» **Your objective**
Repeat every line of the data exactly, but not the pictures.

(Collected data)

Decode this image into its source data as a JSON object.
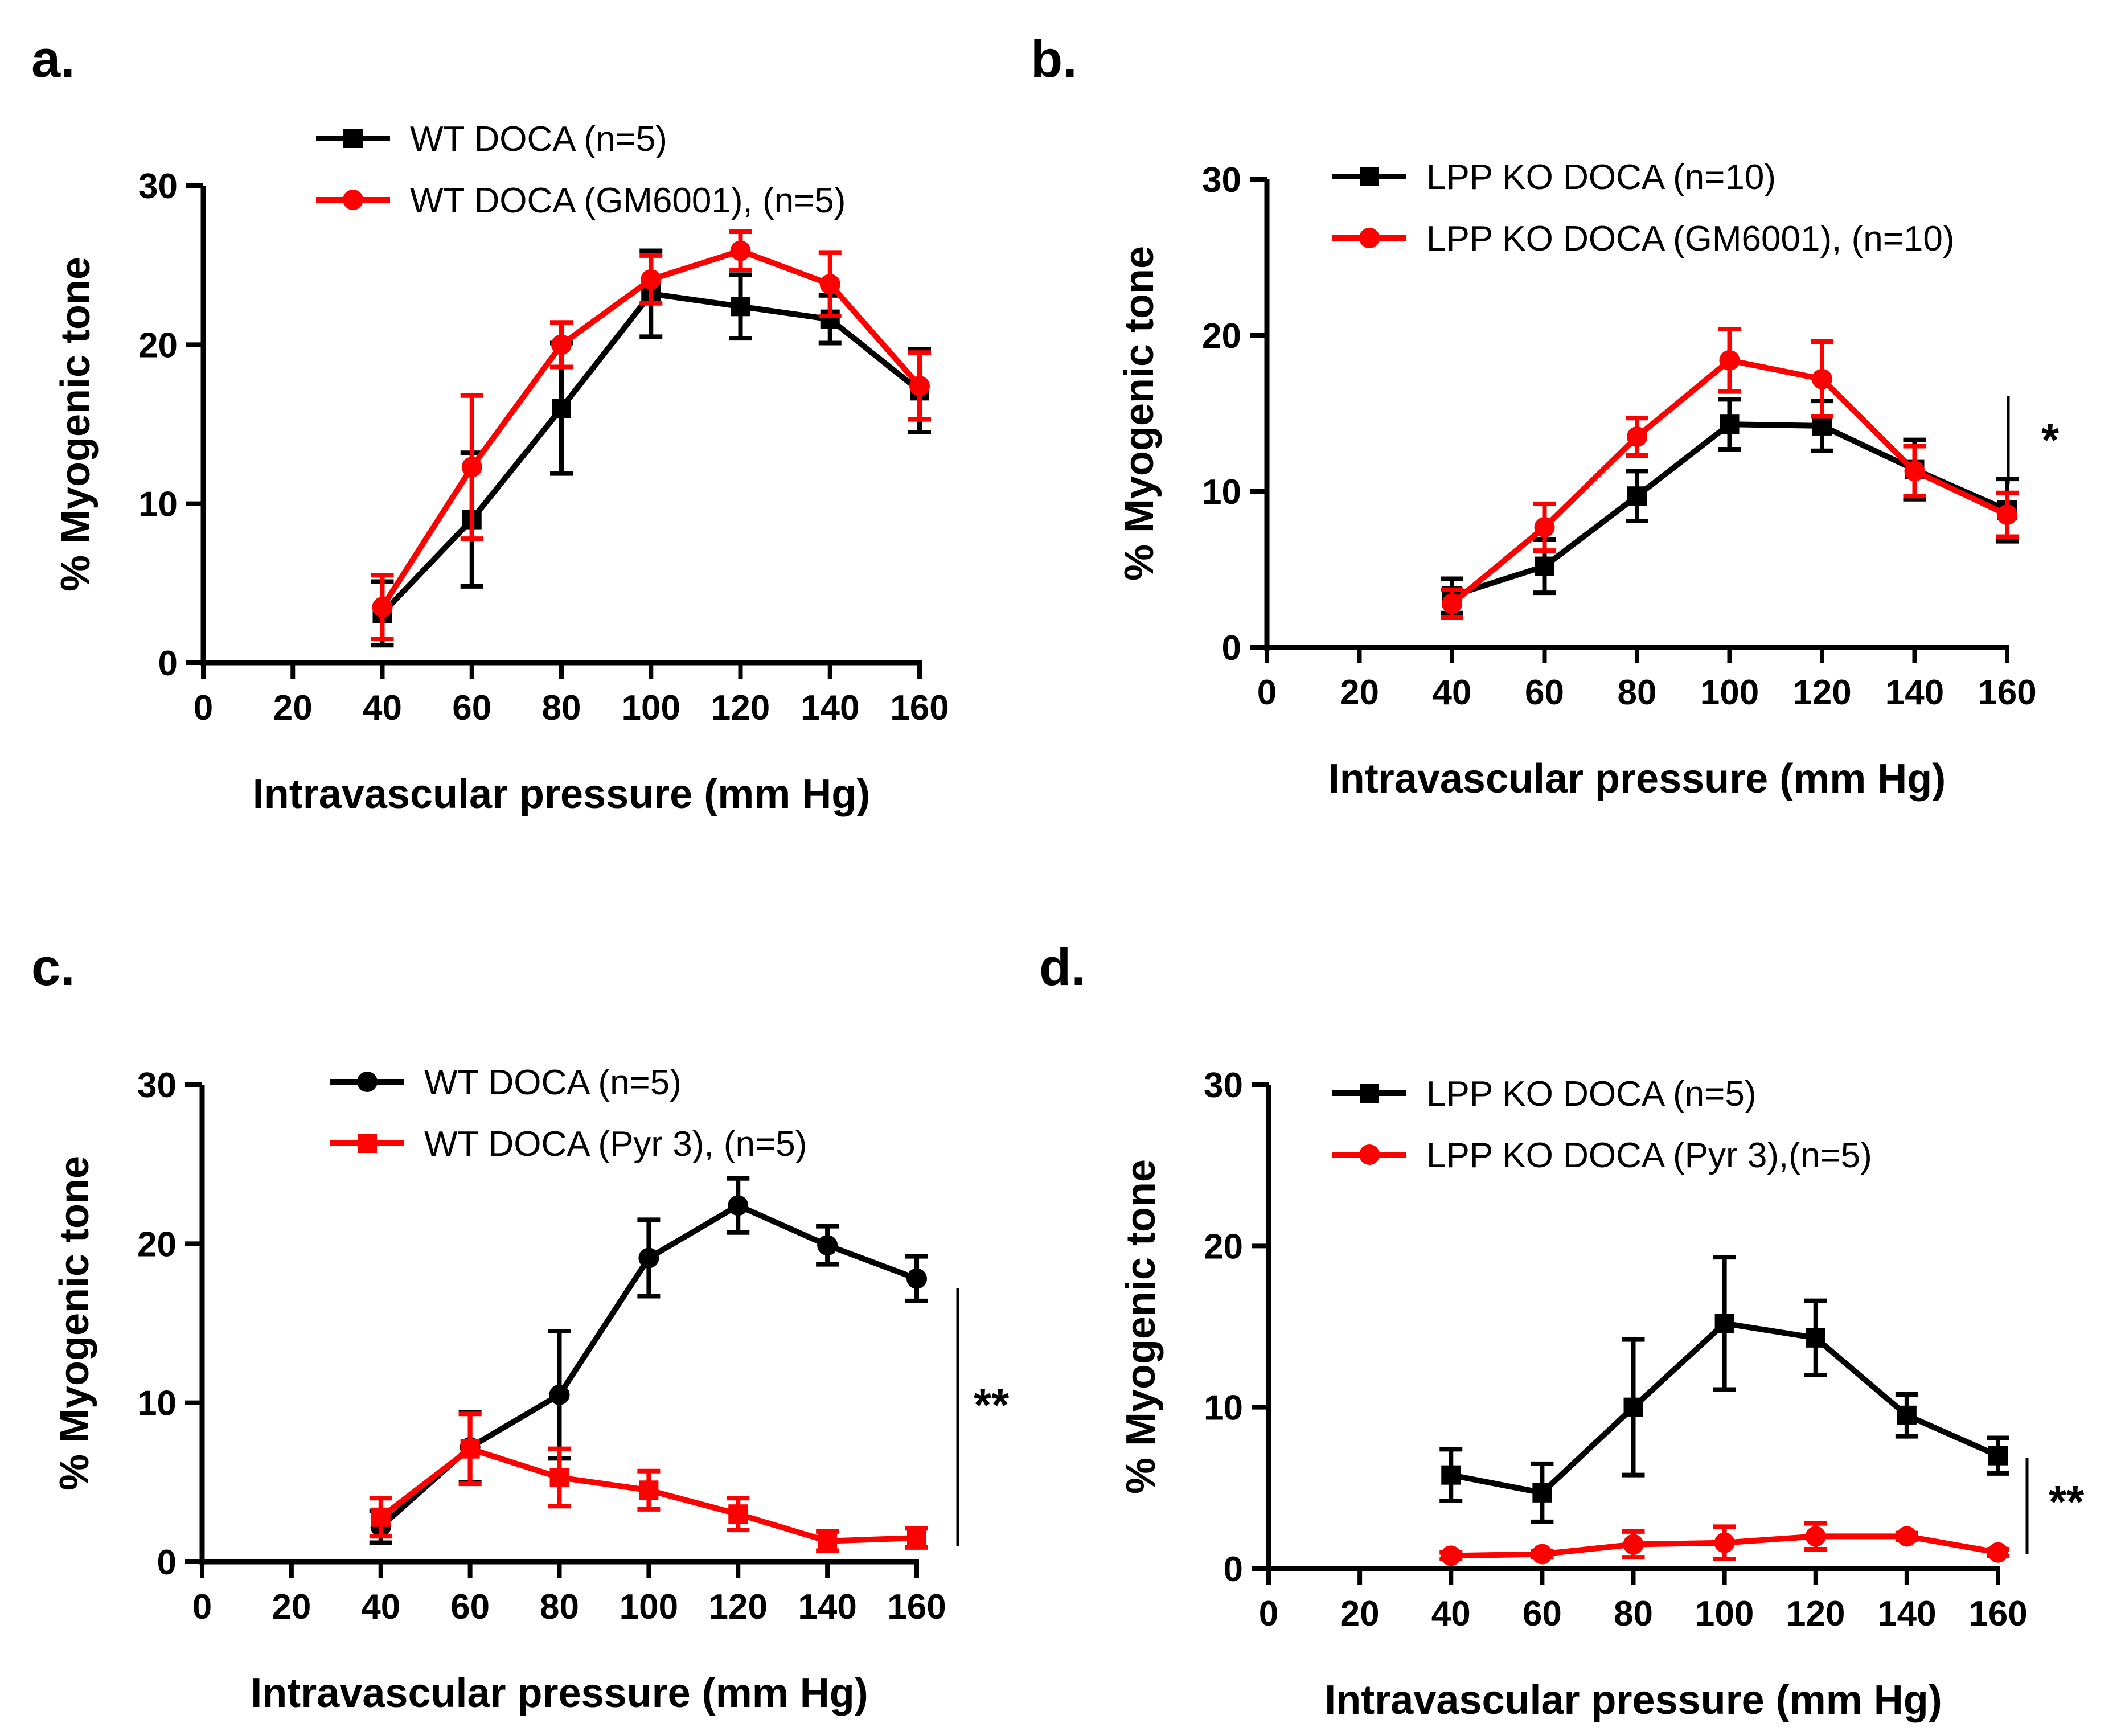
{
  "colors": {
    "black": "#000000",
    "red": "#FF0000"
  },
  "chart_data": [
    {
      "panel": "a.",
      "type": "line",
      "xlabel": "Intravascular pressure (mm Hg)",
      "ylabel": "% Myogenic tone",
      "xlim": [
        0,
        160
      ],
      "ylim": [
        0,
        30
      ],
      "xticks": [
        "0",
        "20",
        "40",
        "60",
        "80",
        "100",
        "120",
        "140",
        "160"
      ],
      "yticks": [
        "0",
        "10",
        "20",
        "30"
      ],
      "legend_position": "top",
      "significance": "",
      "series": [
        {
          "name": "WT  DOCA (n=5)",
          "color": "#000000",
          "marker": "square",
          "x": [
            40,
            60,
            80,
            100,
            120,
            140,
            160
          ],
          "y": [
            3.1,
            9.0,
            16.0,
            23.2,
            22.4,
            21.6,
            17.1
          ],
          "err": [
            2.0,
            4.2,
            4.1,
            2.7,
            2.0,
            1.5,
            2.6
          ]
        },
        {
          "name": "WT  DOCA (GM6001), (n=5)",
          "color": "#FF0000",
          "marker": "circle",
          "x": [
            40,
            60,
            80,
            100,
            120,
            140,
            160
          ],
          "y": [
            3.5,
            12.3,
            20.0,
            24.1,
            25.9,
            23.8,
            17.4
          ],
          "err": [
            2.0,
            4.5,
            1.4,
            1.5,
            1.2,
            2.0,
            2.1
          ]
        }
      ]
    },
    {
      "panel": "b.",
      "type": "line",
      "xlabel": "Intravascular pressure (mm Hg)",
      "ylabel": "% Myogenic tone",
      "xlim": [
        0,
        160
      ],
      "ylim": [
        0,
        30
      ],
      "xticks": [
        "0",
        "20",
        "40",
        "60",
        "80",
        "100",
        "120",
        "140",
        "160"
      ],
      "yticks": [
        "0",
        "10",
        "20",
        "30"
      ],
      "legend_position": "top",
      "significance": "*",
      "series": [
        {
          "name": "LPP KO DOCA (n=10)",
          "color": "#000000",
          "marker": "square",
          "x": [
            40,
            60,
            80,
            100,
            120,
            140,
            160
          ],
          "y": [
            3.3,
            5.2,
            9.7,
            14.3,
            14.2,
            11.4,
            8.8
          ],
          "err": [
            1.1,
            1.7,
            1.6,
            1.6,
            1.6,
            1.9,
            2.0
          ]
        },
        {
          "name": "LPP KO DOCA (GM6001), (n=10)",
          "color": "#FF0000",
          "marker": "circle",
          "x": [
            40,
            60,
            80,
            100,
            120,
            140,
            160
          ],
          "y": [
            2.8,
            7.7,
            13.5,
            18.4,
            17.2,
            11.3,
            8.5
          ],
          "err": [
            0.9,
            1.5,
            1.2,
            2.0,
            2.4,
            1.6,
            1.4
          ]
        }
      ]
    },
    {
      "panel": "c.",
      "type": "line",
      "xlabel": "Intravascular pressure (mm Hg)",
      "ylabel": "% Myogenic tone",
      "xlim": [
        0,
        160
      ],
      "ylim": [
        0,
        30
      ],
      "xticks": [
        "0",
        "20",
        "40",
        "60",
        "80",
        "100",
        "120",
        "140",
        "160"
      ],
      "yticks": [
        "0",
        "10",
        "20",
        "30"
      ],
      "legend_position": "top",
      "significance": "**",
      "series": [
        {
          "name": "WT DOCA  (n=5)",
          "color": "#000000",
          "marker": "circle",
          "x": [
            40,
            60,
            80,
            100,
            120,
            140,
            160
          ],
          "y": [
            2.2,
            7.2,
            10.5,
            19.1,
            22.4,
            19.9,
            17.8
          ],
          "err": [
            1.0,
            2.2,
            4.0,
            2.4,
            1.7,
            1.2,
            1.4
          ]
        },
        {
          "name": "WT DOCA (Pyr 3), (n=5)",
          "color": "#FF0000",
          "marker": "square",
          "x": [
            40,
            60,
            80,
            100,
            120,
            140,
            160
          ],
          "y": [
            2.8,
            7.1,
            5.3,
            4.5,
            3.0,
            1.3,
            1.5
          ],
          "err": [
            1.2,
            2.2,
            1.8,
            1.2,
            1.0,
            0.6,
            0.6
          ]
        }
      ]
    },
    {
      "panel": "d.",
      "type": "line",
      "xlabel": "Intravascular pressure (mm Hg)",
      "ylabel": "% Myogenic tone",
      "xlim": [
        0,
        160
      ],
      "ylim": [
        0,
        30
      ],
      "xticks": [
        "0",
        "20",
        "40",
        "60",
        "80",
        "100",
        "120",
        "140",
        "160"
      ],
      "yticks": [
        "0",
        "10",
        "20",
        "30"
      ],
      "legend_position": "top",
      "significance": "**",
      "series": [
        {
          "name": "LPP KO DOCA (n=5)",
          "color": "#000000",
          "marker": "square",
          "x": [
            40,
            60,
            80,
            100,
            120,
            140,
            160
          ],
          "y": [
            5.8,
            4.7,
            10.0,
            15.2,
            14.3,
            9.5,
            7.0
          ],
          "err": [
            1.6,
            1.8,
            4.2,
            4.1,
            2.3,
            1.3,
            1.1
          ]
        },
        {
          "name": "LPP KO DOCA (Pyr 3),(n=5)",
          "color": "#FF0000",
          "marker": "circle",
          "x": [
            40,
            60,
            80,
            100,
            120,
            140,
            160
          ],
          "y": [
            0.8,
            0.9,
            1.5,
            1.6,
            2.0,
            2.0,
            1.0
          ],
          "err": [
            0.2,
            0.2,
            0.8,
            1.0,
            0.8,
            0.2,
            0.2
          ]
        }
      ]
    }
  ]
}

» **Complete output**
Decode this image into its source data as a JSON object.
{
  "colors": {
    "black": "#000000",
    "red": "#FF0000"
  },
  "chart_data": [
    {
      "panel": "a.",
      "type": "line",
      "xlabel": "Intravascular pressure (mm Hg)",
      "ylabel": "% Myogenic tone",
      "xlim": [
        0,
        160
      ],
      "ylim": [
        0,
        30
      ],
      "xticks": [
        "0",
        "20",
        "40",
        "60",
        "80",
        "100",
        "120",
        "140",
        "160"
      ],
      "yticks": [
        "0",
        "10",
        "20",
        "30"
      ],
      "legend_position": "top",
      "significance": "",
      "series": [
        {
          "name": "WT  DOCA (n=5)",
          "color": "#000000",
          "marker": "square",
          "x": [
            40,
            60,
            80,
            100,
            120,
            140,
            160
          ],
          "y": [
            3.1,
            9.0,
            16.0,
            23.2,
            22.4,
            21.6,
            17.1
          ],
          "err": [
            2.0,
            4.2,
            4.1,
            2.7,
            2.0,
            1.5,
            2.6
          ]
        },
        {
          "name": "WT  DOCA (GM6001), (n=5)",
          "color": "#FF0000",
          "marker": "circle",
          "x": [
            40,
            60,
            80,
            100,
            120,
            140,
            160
          ],
          "y": [
            3.5,
            12.3,
            20.0,
            24.1,
            25.9,
            23.8,
            17.4
          ],
          "err": [
            2.0,
            4.5,
            1.4,
            1.5,
            1.2,
            2.0,
            2.1
          ]
        }
      ]
    },
    {
      "panel": "b.",
      "type": "line",
      "xlabel": "Intravascular pressure (mm Hg)",
      "ylabel": "% Myogenic tone",
      "xlim": [
        0,
        160
      ],
      "ylim": [
        0,
        30
      ],
      "xticks": [
        "0",
        "20",
        "40",
        "60",
        "80",
        "100",
        "120",
        "140",
        "160"
      ],
      "yticks": [
        "0",
        "10",
        "20",
        "30"
      ],
      "legend_position": "top",
      "significance": "*",
      "series": [
        {
          "name": "LPP KO DOCA (n=10)",
          "color": "#000000",
          "marker": "square",
          "x": [
            40,
            60,
            80,
            100,
            120,
            140,
            160
          ],
          "y": [
            3.3,
            5.2,
            9.7,
            14.3,
            14.2,
            11.4,
            8.8
          ],
          "err": [
            1.1,
            1.7,
            1.6,
            1.6,
            1.6,
            1.9,
            2.0
          ]
        },
        {
          "name": "LPP KO DOCA (GM6001), (n=10)",
          "color": "#FF0000",
          "marker": "circle",
          "x": [
            40,
            60,
            80,
            100,
            120,
            140,
            160
          ],
          "y": [
            2.8,
            7.7,
            13.5,
            18.4,
            17.2,
            11.3,
            8.5
          ],
          "err": [
            0.9,
            1.5,
            1.2,
            2.0,
            2.4,
            1.6,
            1.4
          ]
        }
      ]
    },
    {
      "panel": "c.",
      "type": "line",
      "xlabel": "Intravascular pressure (mm Hg)",
      "ylabel": "% Myogenic tone",
      "xlim": [
        0,
        160
      ],
      "ylim": [
        0,
        30
      ],
      "xticks": [
        "0",
        "20",
        "40",
        "60",
        "80",
        "100",
        "120",
        "140",
        "160"
      ],
      "yticks": [
        "0",
        "10",
        "20",
        "30"
      ],
      "legend_position": "top",
      "significance": "**",
      "series": [
        {
          "name": "WT DOCA  (n=5)",
          "color": "#000000",
          "marker": "circle",
          "x": [
            40,
            60,
            80,
            100,
            120,
            140,
            160
          ],
          "y": [
            2.2,
            7.2,
            10.5,
            19.1,
            22.4,
            19.9,
            17.8
          ],
          "err": [
            1.0,
            2.2,
            4.0,
            2.4,
            1.7,
            1.2,
            1.4
          ]
        },
        {
          "name": "WT DOCA (Pyr 3), (n=5)",
          "color": "#FF0000",
          "marker": "square",
          "x": [
            40,
            60,
            80,
            100,
            120,
            140,
            160
          ],
          "y": [
            2.8,
            7.1,
            5.3,
            4.5,
            3.0,
            1.3,
            1.5
          ],
          "err": [
            1.2,
            2.2,
            1.8,
            1.2,
            1.0,
            0.6,
            0.6
          ]
        }
      ]
    },
    {
      "panel": "d.",
      "type": "line",
      "xlabel": "Intravascular pressure (mm Hg)",
      "ylabel": "% Myogenic tone",
      "xlim": [
        0,
        160
      ],
      "ylim": [
        0,
        30
      ],
      "xticks": [
        "0",
        "20",
        "40",
        "60",
        "80",
        "100",
        "120",
        "140",
        "160"
      ],
      "yticks": [
        "0",
        "10",
        "20",
        "30"
      ],
      "legend_position": "top",
      "significance": "**",
      "series": [
        {
          "name": "LPP KO DOCA (n=5)",
          "color": "#000000",
          "marker": "square",
          "x": [
            40,
            60,
            80,
            100,
            120,
            140,
            160
          ],
          "y": [
            5.8,
            4.7,
            10.0,
            15.2,
            14.3,
            9.5,
            7.0
          ],
          "err": [
            1.6,
            1.8,
            4.2,
            4.1,
            2.3,
            1.3,
            1.1
          ]
        },
        {
          "name": "LPP KO DOCA (Pyr 3),(n=5)",
          "color": "#FF0000",
          "marker": "circle",
          "x": [
            40,
            60,
            80,
            100,
            120,
            140,
            160
          ],
          "y": [
            0.8,
            0.9,
            1.5,
            1.6,
            2.0,
            2.0,
            1.0
          ],
          "err": [
            0.2,
            0.2,
            0.8,
            1.0,
            0.8,
            0.2,
            0.2
          ]
        }
      ]
    }
  ]
}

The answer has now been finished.